▸ Goal
Quote the listing in full, exactly as given, minus any pictures.
____________
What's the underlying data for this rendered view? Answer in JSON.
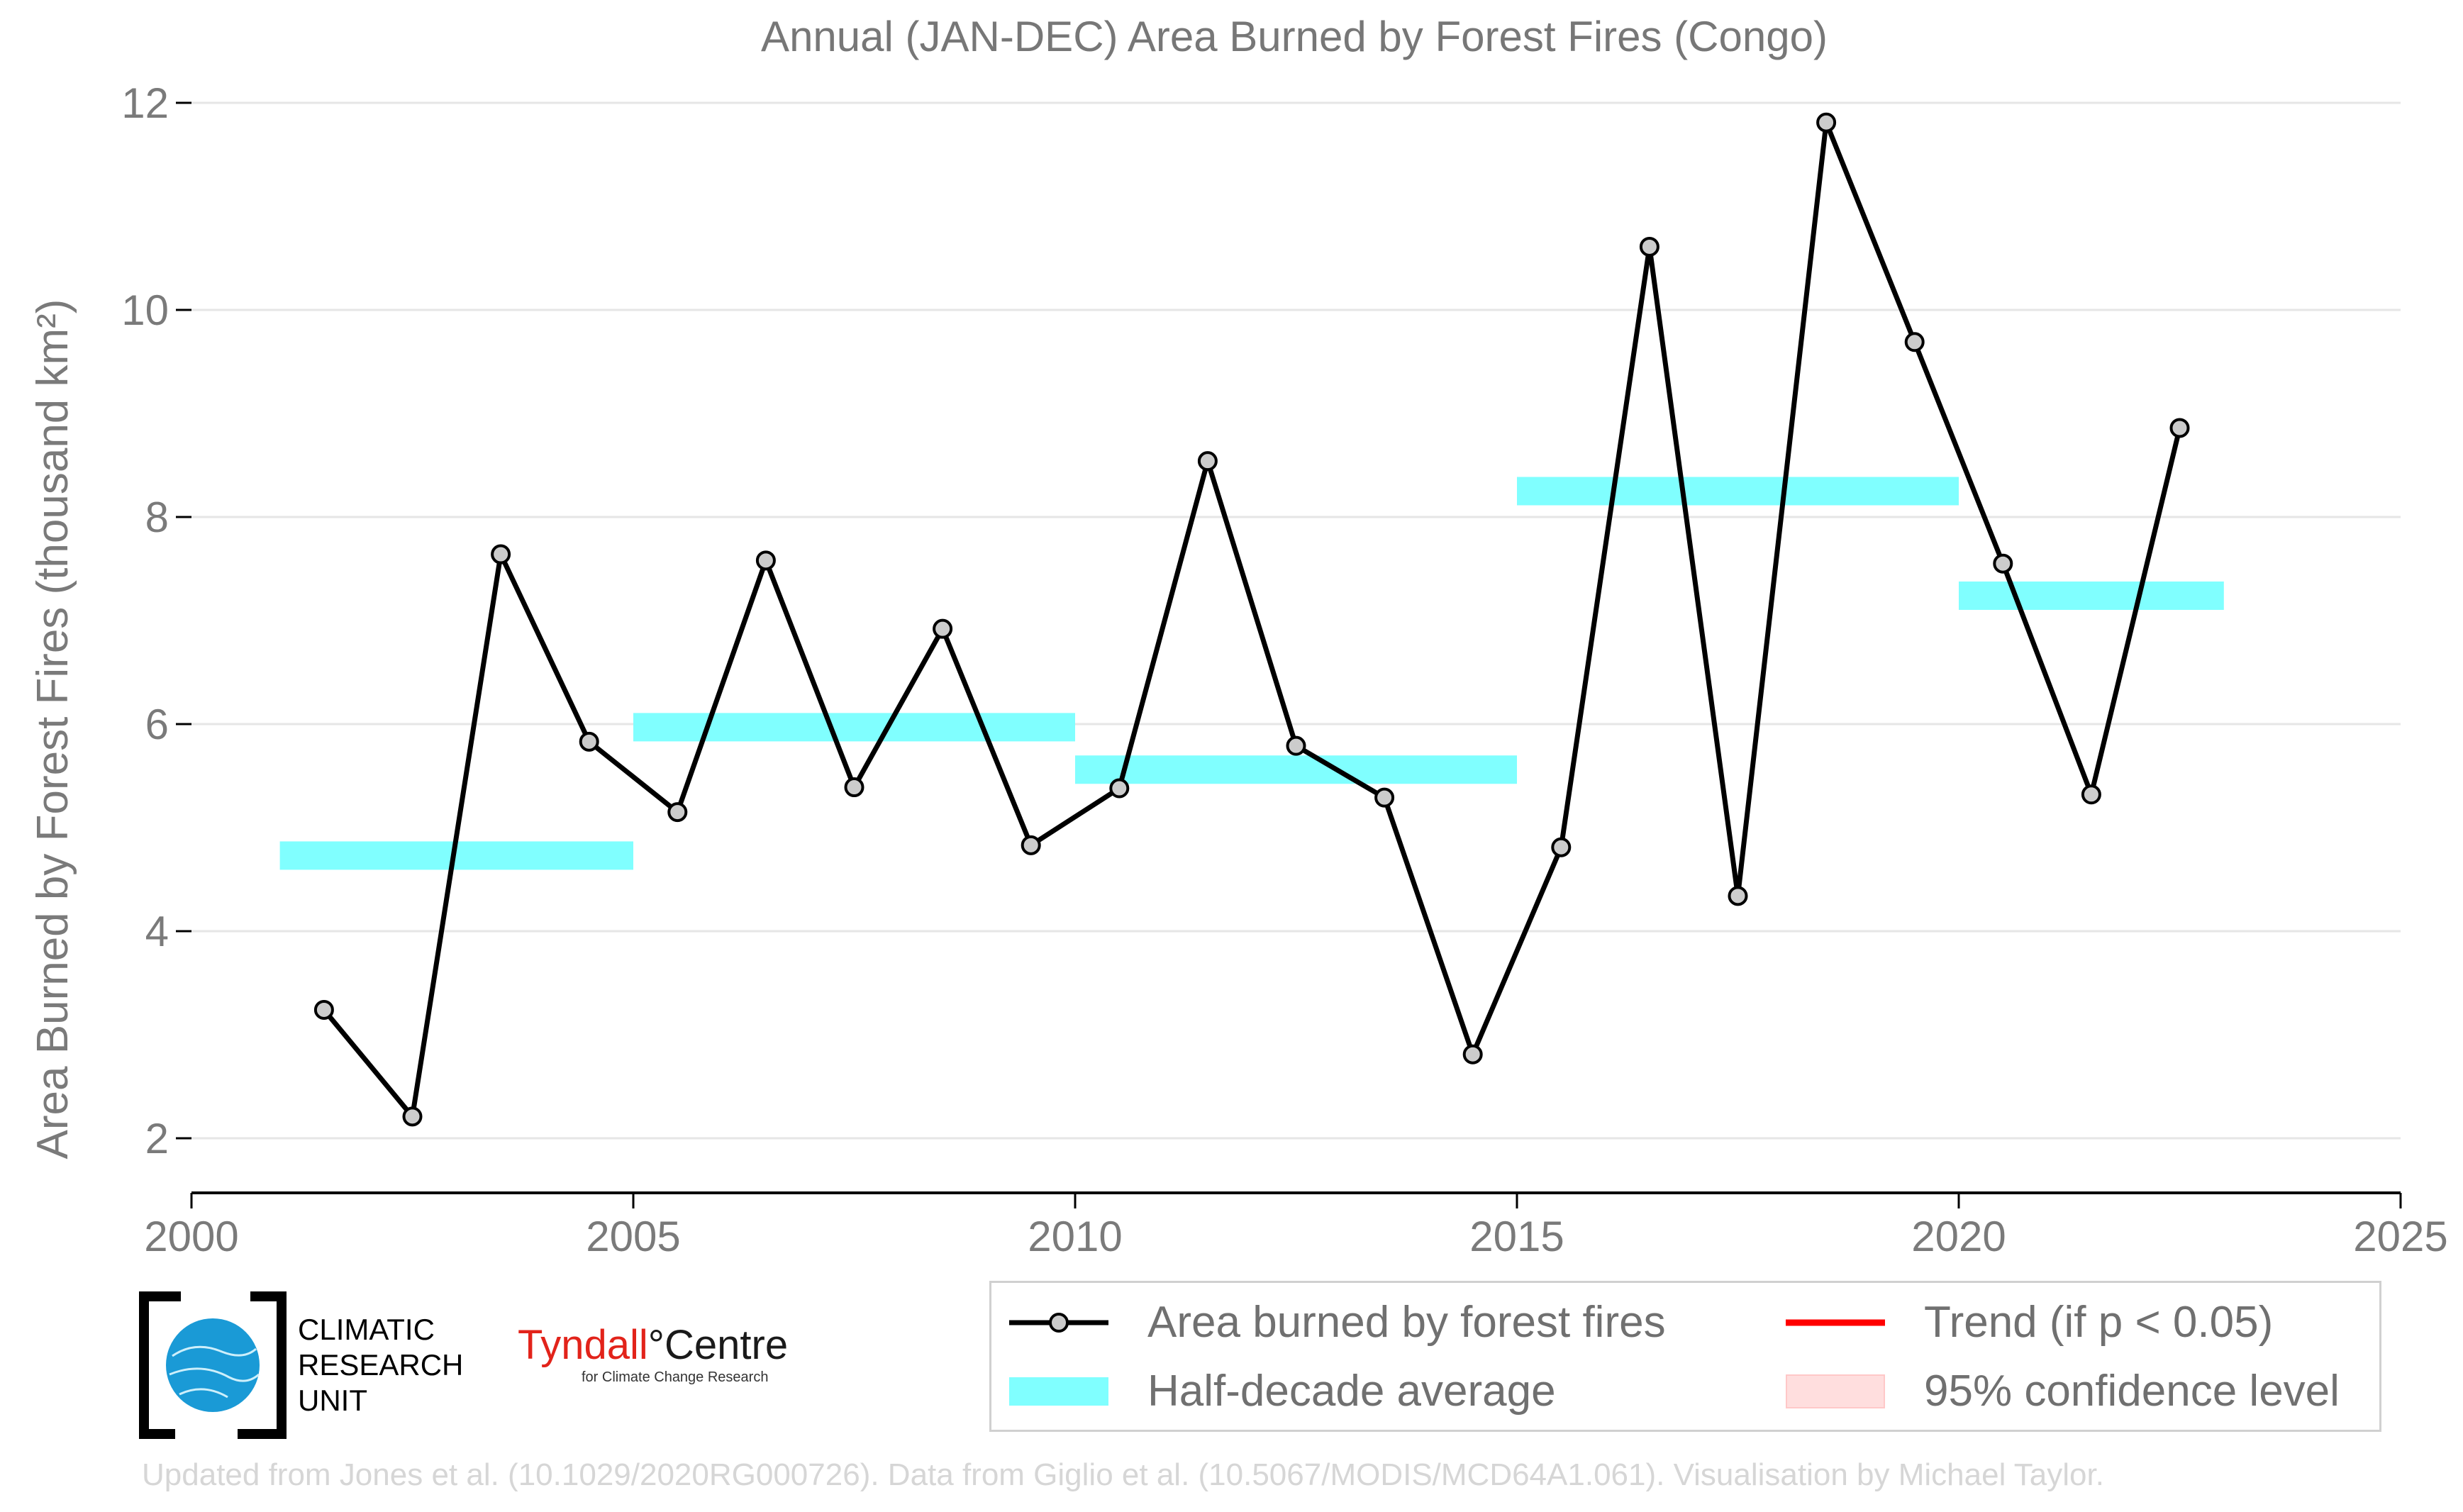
{
  "chart_data": {
    "type": "line",
    "title": "Annual (JAN-DEC) Area Burned by Forest Fires (Congo)",
    "ylabel": "Area Burned by Forest Fires (thousand km²)",
    "xlabel": "",
    "xlim": [
      2000,
      2025
    ],
    "ylim": [
      1.5,
      12.2
    ],
    "xticks": [
      2000,
      2005,
      2010,
      2015,
      2020,
      2025
    ],
    "yticks": [
      2,
      4,
      6,
      8,
      10,
      12
    ],
    "grid": "horizontal",
    "series": [
      {
        "name": "Area burned by forest fires",
        "color": "#000000",
        "marker_fill": "#cccccc",
        "x": [
          2001.5,
          2002.5,
          2003.5,
          2004.5,
          2005.5,
          2006.5,
          2007.5,
          2008.5,
          2009.5,
          2010.5,
          2011.5,
          2012.5,
          2013.5,
          2014.5,
          2015.5,
          2016.5,
          2017.5,
          2018.5,
          2019.5,
          2020.5,
          2021.5,
          2022.5
        ],
        "values": [
          3.24,
          2.21,
          7.64,
          5.83,
          5.15,
          7.58,
          5.39,
          6.92,
          4.83,
          5.38,
          8.54,
          5.79,
          5.29,
          2.81,
          4.81,
          10.61,
          4.34,
          11.81,
          9.69,
          7.55,
          5.32,
          8.86
        ]
      }
    ],
    "half_decade_average": {
      "name": "Half-decade average",
      "color": "#80ffff",
      "segments": [
        {
          "x0": 2001,
          "x1": 2005,
          "y": 4.73
        },
        {
          "x0": 2005,
          "x1": 2010,
          "y": 5.97
        },
        {
          "x0": 2010,
          "x1": 2015,
          "y": 5.56
        },
        {
          "x0": 2015,
          "x1": 2020,
          "y": 8.25
        },
        {
          "x0": 2020,
          "x1": 2023,
          "y": 7.24
        }
      ]
    },
    "legend": {
      "placement": "bottom-right",
      "entries": [
        {
          "label": "Area burned by forest fires",
          "kind": "line-marker",
          "color": "#000000"
        },
        {
          "label": "Trend (if p < 0.05)",
          "kind": "line",
          "color": "#ff0000"
        },
        {
          "label": "Half-decade average",
          "kind": "band",
          "color": "#80ffff"
        },
        {
          "label": "95% confidence level",
          "kind": "patch",
          "color": "#ffdede"
        }
      ]
    }
  },
  "logos": {
    "cru_lines": [
      "CLIMATIC",
      "RESEARCH",
      "UNIT"
    ],
    "tyndall_red": "Tyndall",
    "tyndall_degree": "°",
    "tyndall_dark": "Centre",
    "tyndall_sub": "for Climate Change Research"
  },
  "credit": "Updated from Jones et al. (10.1029/2020RG000726). Data from Giglio et al. (10.5067/MODIS/MCD64A1.061). Visualisation by Michael Taylor."
}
____________
▸ Solution to this problem
What's the underlying data for this rendered view? Answer in JSON.
{
  "chart_data": {
    "type": "line",
    "title": "Annual (JAN-DEC) Area Burned by Forest Fires (Congo)",
    "ylabel": "Area Burned by Forest Fires (thousand km²)",
    "xlabel": "",
    "xlim": [
      2000,
      2025
    ],
    "ylim": [
      1.5,
      12.2
    ],
    "xticks": [
      2000,
      2005,
      2010,
      2015,
      2020,
      2025
    ],
    "yticks": [
      2,
      4,
      6,
      8,
      10,
      12
    ],
    "grid": "horizontal",
    "series": [
      {
        "name": "Area burned by forest fires",
        "color": "#000000",
        "marker_fill": "#cccccc",
        "x": [
          2001.5,
          2002.5,
          2003.5,
          2004.5,
          2005.5,
          2006.5,
          2007.5,
          2008.5,
          2009.5,
          2010.5,
          2011.5,
          2012.5,
          2013.5,
          2014.5,
          2015.5,
          2016.5,
          2017.5,
          2018.5,
          2019.5,
          2020.5,
          2021.5,
          2022.5
        ],
        "values": [
          3.24,
          2.21,
          7.64,
          5.83,
          5.15,
          7.58,
          5.39,
          6.92,
          4.83,
          5.38,
          8.54,
          5.79,
          5.29,
          2.81,
          4.81,
          10.61,
          4.34,
          11.81,
          9.69,
          7.55,
          5.32,
          8.86
        ]
      }
    ],
    "half_decade_average": {
      "name": "Half-decade average",
      "color": "#80ffff",
      "segments": [
        {
          "x0": 2001,
          "x1": 2005,
          "y": 4.73
        },
        {
          "x0": 2005,
          "x1": 2010,
          "y": 5.97
        },
        {
          "x0": 2010,
          "x1": 2015,
          "y": 5.56
        },
        {
          "x0": 2015,
          "x1": 2020,
          "y": 8.25
        },
        {
          "x0": 2020,
          "x1": 2023,
          "y": 7.24
        }
      ]
    },
    "legend": {
      "placement": "bottom-right",
      "entries": [
        {
          "label": "Area burned by forest fires",
          "kind": "line-marker",
          "color": "#000000"
        },
        {
          "label": "Trend (if p < 0.05)",
          "kind": "line",
          "color": "#ff0000"
        },
        {
          "label": "Half-decade average",
          "kind": "band",
          "color": "#80ffff"
        },
        {
          "label": "95% confidence level",
          "kind": "patch",
          "color": "#ffdede"
        }
      ]
    }
  },
  "logos": {
    "cru_lines": [
      "CLIMATIC",
      "RESEARCH",
      "UNIT"
    ],
    "tyndall_red": "Tyndall",
    "tyndall_degree": "°",
    "tyndall_dark": "Centre",
    "tyndall_sub": "for Climate Change Research"
  },
  "credit": "Updated from Jones et al. (10.1029/2020RG000726). Data from Giglio et al. (10.5067/MODIS/MCD64A1.061). Visualisation by Michael Taylor."
}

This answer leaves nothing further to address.